Extracts from a graphics dataset:
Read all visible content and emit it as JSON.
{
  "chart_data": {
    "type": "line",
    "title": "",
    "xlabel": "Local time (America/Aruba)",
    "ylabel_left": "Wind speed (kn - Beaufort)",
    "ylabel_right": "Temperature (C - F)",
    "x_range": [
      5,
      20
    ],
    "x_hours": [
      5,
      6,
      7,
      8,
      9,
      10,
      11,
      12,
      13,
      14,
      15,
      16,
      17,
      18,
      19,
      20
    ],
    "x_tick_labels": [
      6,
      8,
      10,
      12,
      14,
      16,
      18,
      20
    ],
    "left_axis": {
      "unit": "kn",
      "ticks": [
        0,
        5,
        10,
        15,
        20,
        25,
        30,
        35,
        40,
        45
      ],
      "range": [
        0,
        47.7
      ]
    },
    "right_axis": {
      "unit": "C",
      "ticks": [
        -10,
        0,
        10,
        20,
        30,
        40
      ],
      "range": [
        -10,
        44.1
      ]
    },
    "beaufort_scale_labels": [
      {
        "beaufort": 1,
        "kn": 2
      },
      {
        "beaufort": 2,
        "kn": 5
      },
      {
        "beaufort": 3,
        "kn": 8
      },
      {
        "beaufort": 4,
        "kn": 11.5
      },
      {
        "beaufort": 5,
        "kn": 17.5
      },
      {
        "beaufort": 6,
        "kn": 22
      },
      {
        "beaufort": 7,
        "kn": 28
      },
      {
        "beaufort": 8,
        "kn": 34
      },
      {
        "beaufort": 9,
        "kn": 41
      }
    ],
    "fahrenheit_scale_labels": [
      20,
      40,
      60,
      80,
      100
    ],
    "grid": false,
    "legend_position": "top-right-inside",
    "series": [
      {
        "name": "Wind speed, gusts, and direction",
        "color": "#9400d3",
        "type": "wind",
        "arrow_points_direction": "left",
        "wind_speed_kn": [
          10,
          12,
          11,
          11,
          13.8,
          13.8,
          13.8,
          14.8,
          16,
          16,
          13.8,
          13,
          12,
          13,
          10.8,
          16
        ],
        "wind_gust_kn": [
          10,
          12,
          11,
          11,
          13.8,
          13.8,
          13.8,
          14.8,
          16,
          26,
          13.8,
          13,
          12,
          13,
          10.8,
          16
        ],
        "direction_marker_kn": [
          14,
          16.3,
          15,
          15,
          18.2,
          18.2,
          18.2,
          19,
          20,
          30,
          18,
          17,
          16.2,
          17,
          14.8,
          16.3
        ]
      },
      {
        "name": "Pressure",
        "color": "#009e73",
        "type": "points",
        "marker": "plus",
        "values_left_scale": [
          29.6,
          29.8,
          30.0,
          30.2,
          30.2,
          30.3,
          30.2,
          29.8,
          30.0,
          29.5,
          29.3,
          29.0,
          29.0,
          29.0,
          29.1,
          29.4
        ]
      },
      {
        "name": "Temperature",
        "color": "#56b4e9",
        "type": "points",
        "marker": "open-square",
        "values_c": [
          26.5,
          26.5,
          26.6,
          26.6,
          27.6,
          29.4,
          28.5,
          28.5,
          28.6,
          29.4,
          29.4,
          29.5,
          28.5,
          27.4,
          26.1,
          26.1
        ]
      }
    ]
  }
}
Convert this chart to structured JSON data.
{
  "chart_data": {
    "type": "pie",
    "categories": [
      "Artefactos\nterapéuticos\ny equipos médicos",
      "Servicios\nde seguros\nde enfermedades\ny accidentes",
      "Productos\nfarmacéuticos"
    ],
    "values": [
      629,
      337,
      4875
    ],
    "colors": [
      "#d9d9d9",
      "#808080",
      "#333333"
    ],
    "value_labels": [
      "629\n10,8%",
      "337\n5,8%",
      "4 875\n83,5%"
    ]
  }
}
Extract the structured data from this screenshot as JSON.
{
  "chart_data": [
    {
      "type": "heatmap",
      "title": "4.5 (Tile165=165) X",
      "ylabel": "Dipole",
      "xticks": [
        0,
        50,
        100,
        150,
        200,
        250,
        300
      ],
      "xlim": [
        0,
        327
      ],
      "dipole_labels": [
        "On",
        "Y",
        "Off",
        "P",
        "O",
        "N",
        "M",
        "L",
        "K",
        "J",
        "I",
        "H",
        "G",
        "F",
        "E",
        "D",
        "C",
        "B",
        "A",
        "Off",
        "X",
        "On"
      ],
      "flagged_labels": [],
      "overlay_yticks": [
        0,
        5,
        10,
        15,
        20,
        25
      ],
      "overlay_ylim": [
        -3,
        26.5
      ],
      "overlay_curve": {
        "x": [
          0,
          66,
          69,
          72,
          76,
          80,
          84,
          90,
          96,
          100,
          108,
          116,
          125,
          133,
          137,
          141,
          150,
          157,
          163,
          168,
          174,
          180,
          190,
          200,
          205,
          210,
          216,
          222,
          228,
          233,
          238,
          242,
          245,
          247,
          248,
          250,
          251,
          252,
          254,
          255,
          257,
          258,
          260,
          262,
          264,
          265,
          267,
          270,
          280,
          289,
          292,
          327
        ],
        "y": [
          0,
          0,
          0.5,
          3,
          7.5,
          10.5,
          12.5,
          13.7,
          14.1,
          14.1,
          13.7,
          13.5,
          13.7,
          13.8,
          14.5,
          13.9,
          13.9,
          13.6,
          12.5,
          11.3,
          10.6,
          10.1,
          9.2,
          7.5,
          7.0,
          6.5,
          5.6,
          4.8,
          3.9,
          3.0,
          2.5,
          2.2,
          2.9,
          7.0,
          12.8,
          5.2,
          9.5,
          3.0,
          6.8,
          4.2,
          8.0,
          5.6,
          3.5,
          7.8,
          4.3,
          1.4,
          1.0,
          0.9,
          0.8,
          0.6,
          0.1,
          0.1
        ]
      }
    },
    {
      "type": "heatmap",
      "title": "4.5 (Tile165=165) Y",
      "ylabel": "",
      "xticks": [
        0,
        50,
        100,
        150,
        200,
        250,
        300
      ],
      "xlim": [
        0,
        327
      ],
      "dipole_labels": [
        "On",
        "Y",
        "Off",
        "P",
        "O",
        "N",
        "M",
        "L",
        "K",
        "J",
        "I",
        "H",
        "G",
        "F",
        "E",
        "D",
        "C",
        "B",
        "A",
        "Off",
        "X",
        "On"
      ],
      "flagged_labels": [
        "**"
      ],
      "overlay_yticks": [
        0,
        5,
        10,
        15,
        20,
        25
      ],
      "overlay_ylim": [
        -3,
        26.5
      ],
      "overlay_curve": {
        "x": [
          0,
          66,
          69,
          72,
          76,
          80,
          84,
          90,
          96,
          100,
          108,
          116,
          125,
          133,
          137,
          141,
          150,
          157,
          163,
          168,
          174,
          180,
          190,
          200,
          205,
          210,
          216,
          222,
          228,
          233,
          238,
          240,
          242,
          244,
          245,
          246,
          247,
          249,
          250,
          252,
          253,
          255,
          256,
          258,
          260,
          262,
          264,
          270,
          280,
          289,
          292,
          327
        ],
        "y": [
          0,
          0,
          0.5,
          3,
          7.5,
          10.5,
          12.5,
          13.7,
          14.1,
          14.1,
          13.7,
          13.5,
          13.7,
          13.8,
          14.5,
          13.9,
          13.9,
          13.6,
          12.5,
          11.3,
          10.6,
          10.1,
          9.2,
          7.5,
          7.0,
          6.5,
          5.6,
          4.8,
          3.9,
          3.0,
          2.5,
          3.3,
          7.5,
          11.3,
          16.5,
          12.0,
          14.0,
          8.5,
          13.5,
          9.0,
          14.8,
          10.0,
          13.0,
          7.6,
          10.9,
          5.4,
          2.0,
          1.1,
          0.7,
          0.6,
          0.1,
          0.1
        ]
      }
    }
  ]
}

[OBJECTIVE]
Above are lines of data; state how many of them contain the word "Temperature", with no other output.

[OUTPUT FOR THIS TASK]
2